>> Start ROWS

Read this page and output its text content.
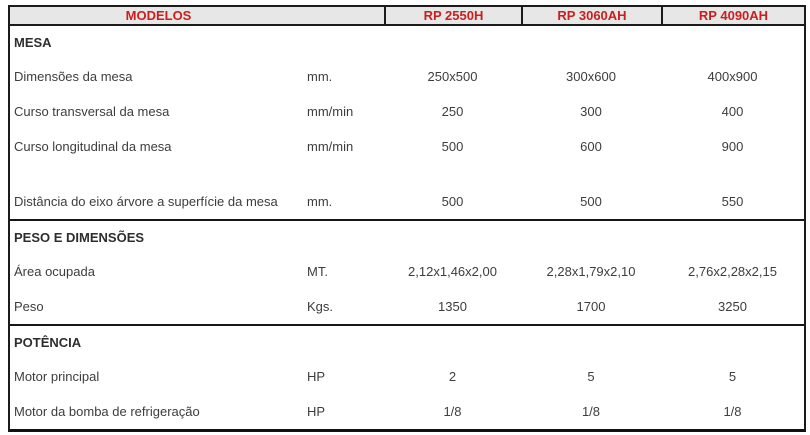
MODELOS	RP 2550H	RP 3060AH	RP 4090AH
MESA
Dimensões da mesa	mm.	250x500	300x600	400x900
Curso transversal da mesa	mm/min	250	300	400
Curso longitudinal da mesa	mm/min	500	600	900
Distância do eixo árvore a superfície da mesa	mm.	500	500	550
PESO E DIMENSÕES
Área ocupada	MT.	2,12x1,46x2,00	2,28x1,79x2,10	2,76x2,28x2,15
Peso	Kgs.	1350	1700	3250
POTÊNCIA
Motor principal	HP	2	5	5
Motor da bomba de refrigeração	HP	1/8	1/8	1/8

>> End ROWS

== PROBLEM ==
Copy out all the entries exactly. Images stay out of the copy.

== FINISHED EXERCISE ==
Read this page and output its text content.
MODELOS	RP 2550H	RP 3060AH	RP 4090AH
MESA
Dimensões da mesa	mm.	250x500	300x600	400x900
Curso transversal da mesa	mm/min	250	300	400
Curso longitudinal da mesa	mm/min	500	600	900
Distância do eixo árvore a superfície da mesa	mm.	500	500	550
PESO E DIMENSÕES
Área ocupada	MT.	2,12x1,46x2,00	2,28x1,79x2,10	2,76x2,28x2,15
Peso	Kgs.	1350	1700	3250
POTÊNCIA
Motor principal	HP	2	5	5
Motor da bomba de refrigeração	HP	1/8	1/8	1/8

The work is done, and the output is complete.